課題 1:
映画『ニキータ』の感想ページから、「(1990年 フランス)」から「私は全然楽しめませんでした。」までの部分をそのまま書き写してください。

ページ:
= = =
【凡作】ニキータ(1990年)_コスパの悪い殺し屋(ネタバレあり・感想・解説)

軍隊・エージェント
軍隊・エージェント

(1990年 フランス)
リュック・ベッソンの映画にリアリティを求めるのは筋違いかもしれませんが、それにしても本作の殺し屋像はあまりにも筋が通っていなくて、気持ちが話に入っていきませんでした。ハリウッドでリメイクされたほどなので世界的には良作として評価されている作品ですが、私は全然楽しめませんでした。

あらすじ

麻薬中毒者の少年少女が薬局に乱入し、警官隊と撃ち合いになった。そのうちの一人ニキータ(アンヌ・パリロー)は警官殺害の罪で終身刑の判決を受けるが、護送された先は刑務所ではなく政府機関の拠点だった。そこにボブ(チャッキー・カリョ)と名乗る捜査官が現れ、記録を抹消して暗殺者になるか、それとも死ぬかの選択を迫られる。
= = =
課題 2:
下のエントリのうち、「segment this screenshot: for」を含む行から「Circle shape bbox=[207, 118, 218, 126]」を含む行までを、両端の行も含めて一字一句そのまま書き出してください。

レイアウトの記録
= = =
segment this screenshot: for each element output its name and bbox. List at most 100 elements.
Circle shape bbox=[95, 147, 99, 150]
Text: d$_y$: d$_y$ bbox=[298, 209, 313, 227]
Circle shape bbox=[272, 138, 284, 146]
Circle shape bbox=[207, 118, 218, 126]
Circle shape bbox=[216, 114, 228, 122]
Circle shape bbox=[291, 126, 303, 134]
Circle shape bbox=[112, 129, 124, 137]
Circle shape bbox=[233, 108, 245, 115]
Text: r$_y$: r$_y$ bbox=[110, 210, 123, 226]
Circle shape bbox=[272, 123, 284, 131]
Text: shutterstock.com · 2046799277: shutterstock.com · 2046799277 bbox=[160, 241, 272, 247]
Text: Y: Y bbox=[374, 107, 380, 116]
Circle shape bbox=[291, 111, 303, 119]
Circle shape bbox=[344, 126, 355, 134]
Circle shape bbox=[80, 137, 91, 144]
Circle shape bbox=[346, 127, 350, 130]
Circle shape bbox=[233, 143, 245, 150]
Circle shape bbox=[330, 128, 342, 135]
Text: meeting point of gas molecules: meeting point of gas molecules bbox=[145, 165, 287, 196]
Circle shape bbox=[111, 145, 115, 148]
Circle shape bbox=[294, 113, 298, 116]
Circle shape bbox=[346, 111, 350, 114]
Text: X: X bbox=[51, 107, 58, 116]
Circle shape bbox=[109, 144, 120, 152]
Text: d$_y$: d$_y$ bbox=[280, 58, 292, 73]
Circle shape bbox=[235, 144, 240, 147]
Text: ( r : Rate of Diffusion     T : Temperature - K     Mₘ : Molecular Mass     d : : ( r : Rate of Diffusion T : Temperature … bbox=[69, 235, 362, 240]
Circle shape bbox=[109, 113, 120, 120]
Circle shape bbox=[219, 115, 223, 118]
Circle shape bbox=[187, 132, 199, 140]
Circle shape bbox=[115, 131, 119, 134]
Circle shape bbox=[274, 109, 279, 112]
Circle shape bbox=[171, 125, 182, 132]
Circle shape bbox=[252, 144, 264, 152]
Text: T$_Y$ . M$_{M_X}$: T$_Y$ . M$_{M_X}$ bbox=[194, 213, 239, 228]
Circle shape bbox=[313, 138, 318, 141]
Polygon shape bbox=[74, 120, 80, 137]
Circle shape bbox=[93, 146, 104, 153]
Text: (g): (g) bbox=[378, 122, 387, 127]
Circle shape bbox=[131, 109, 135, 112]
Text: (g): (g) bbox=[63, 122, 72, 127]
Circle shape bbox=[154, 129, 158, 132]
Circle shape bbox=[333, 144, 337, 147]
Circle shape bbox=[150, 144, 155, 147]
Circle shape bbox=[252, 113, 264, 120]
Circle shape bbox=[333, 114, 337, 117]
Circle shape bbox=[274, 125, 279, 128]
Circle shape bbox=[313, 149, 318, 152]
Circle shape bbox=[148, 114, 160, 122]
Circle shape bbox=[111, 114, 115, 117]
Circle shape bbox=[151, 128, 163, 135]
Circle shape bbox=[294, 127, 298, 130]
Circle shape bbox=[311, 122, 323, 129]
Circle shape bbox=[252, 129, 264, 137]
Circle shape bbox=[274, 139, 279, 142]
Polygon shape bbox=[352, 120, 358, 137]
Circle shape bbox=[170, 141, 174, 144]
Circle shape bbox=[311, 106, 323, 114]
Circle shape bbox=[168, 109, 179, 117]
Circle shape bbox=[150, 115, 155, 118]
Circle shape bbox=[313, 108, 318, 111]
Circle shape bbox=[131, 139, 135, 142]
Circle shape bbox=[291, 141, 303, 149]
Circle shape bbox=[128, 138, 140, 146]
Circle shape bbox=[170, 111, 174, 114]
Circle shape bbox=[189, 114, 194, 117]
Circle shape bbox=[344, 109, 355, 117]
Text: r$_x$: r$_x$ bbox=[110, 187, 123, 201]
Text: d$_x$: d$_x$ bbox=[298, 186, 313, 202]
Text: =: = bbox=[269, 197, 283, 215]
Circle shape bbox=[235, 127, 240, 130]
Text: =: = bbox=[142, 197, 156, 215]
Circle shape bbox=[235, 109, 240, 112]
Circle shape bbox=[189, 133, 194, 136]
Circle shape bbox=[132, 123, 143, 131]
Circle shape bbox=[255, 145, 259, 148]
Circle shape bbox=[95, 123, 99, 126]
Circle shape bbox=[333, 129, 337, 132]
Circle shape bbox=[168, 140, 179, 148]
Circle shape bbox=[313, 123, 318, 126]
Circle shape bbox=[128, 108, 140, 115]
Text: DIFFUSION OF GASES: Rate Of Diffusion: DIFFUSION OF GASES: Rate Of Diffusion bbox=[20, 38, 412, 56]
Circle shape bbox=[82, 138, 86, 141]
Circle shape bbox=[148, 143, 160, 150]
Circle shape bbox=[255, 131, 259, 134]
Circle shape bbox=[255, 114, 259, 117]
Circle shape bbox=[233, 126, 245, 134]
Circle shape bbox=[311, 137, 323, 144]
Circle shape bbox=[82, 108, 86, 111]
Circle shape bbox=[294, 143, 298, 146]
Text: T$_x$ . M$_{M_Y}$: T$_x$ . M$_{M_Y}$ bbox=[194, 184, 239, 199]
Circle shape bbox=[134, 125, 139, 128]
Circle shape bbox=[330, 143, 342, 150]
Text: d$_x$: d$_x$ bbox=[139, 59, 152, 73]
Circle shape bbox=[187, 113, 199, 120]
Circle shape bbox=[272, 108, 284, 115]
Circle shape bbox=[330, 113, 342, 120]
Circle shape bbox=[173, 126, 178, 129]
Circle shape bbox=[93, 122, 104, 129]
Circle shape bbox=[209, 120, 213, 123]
= = =
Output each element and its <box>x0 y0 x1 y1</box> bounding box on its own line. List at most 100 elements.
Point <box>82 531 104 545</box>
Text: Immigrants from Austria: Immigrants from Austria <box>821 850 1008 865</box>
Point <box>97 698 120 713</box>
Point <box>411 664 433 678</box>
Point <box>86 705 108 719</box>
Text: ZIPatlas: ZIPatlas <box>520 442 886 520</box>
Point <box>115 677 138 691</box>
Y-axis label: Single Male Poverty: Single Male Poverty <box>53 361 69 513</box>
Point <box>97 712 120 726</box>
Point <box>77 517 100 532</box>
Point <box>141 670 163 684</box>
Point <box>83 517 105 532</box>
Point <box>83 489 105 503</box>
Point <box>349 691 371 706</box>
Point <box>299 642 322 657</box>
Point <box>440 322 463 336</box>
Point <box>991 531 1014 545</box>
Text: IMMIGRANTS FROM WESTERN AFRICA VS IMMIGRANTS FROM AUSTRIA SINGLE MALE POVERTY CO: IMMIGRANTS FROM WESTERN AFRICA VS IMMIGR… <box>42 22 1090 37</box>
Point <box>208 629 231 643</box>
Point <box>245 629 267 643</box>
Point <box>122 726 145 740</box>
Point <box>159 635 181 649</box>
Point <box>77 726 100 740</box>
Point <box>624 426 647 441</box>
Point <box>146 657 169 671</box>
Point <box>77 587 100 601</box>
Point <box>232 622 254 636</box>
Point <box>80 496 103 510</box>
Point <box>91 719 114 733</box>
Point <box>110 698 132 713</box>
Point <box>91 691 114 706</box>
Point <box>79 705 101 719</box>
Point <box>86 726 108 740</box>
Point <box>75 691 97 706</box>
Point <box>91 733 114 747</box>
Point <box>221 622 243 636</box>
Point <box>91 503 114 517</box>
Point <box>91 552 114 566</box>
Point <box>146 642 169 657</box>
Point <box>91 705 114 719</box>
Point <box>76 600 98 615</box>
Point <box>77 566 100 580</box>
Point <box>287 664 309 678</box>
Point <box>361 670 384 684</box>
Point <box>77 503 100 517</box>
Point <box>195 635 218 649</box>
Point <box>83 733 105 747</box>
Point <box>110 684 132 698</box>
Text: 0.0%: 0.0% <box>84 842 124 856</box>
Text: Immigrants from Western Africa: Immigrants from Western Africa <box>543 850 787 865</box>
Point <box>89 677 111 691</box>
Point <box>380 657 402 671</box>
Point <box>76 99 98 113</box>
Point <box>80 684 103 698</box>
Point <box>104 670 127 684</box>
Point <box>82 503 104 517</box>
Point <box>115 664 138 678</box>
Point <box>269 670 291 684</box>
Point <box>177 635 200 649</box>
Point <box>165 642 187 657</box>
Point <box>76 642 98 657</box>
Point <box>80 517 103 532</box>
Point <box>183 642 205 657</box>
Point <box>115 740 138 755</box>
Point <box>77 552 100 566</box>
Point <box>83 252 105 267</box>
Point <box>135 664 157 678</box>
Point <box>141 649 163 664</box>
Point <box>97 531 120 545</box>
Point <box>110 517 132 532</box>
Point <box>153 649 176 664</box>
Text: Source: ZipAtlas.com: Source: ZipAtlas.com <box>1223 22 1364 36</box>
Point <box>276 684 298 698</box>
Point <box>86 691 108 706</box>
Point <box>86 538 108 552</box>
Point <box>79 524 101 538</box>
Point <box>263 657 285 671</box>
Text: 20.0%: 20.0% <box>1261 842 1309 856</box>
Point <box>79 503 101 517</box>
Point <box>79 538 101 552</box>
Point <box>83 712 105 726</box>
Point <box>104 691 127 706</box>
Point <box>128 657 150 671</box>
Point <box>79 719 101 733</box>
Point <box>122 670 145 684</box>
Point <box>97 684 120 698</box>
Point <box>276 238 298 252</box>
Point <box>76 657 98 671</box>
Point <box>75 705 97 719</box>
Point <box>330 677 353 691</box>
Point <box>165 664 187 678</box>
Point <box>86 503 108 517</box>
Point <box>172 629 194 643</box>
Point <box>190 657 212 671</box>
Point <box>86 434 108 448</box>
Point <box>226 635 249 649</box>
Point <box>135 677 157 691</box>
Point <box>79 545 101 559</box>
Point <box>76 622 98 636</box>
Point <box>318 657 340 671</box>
= = =
解答全文 1:
(1990年 フランス)
リュック・ベッソンの映画にリアリティを求めるのは筋違いかもしれませんが、それにしても本作の殺し屋像はあまりにも筋が通っていなくて、気持ちが話に入っていきませんでした。ハリウッドでリメイクされたほどなので世界的には良作として評価されている作品ですが、私は全然楽しめませんでした。

解答全文 2:
segment this screenshot: for each element output its name and bbox. List at most 100 elements.
Circle shape bbox=[95, 147, 99, 150]
Text: d$_y$: d$_y$ bbox=[298, 209, 313, 227]
Circle shape bbox=[272, 138, 284, 146]
Circle shape bbox=[207, 118, 218, 126]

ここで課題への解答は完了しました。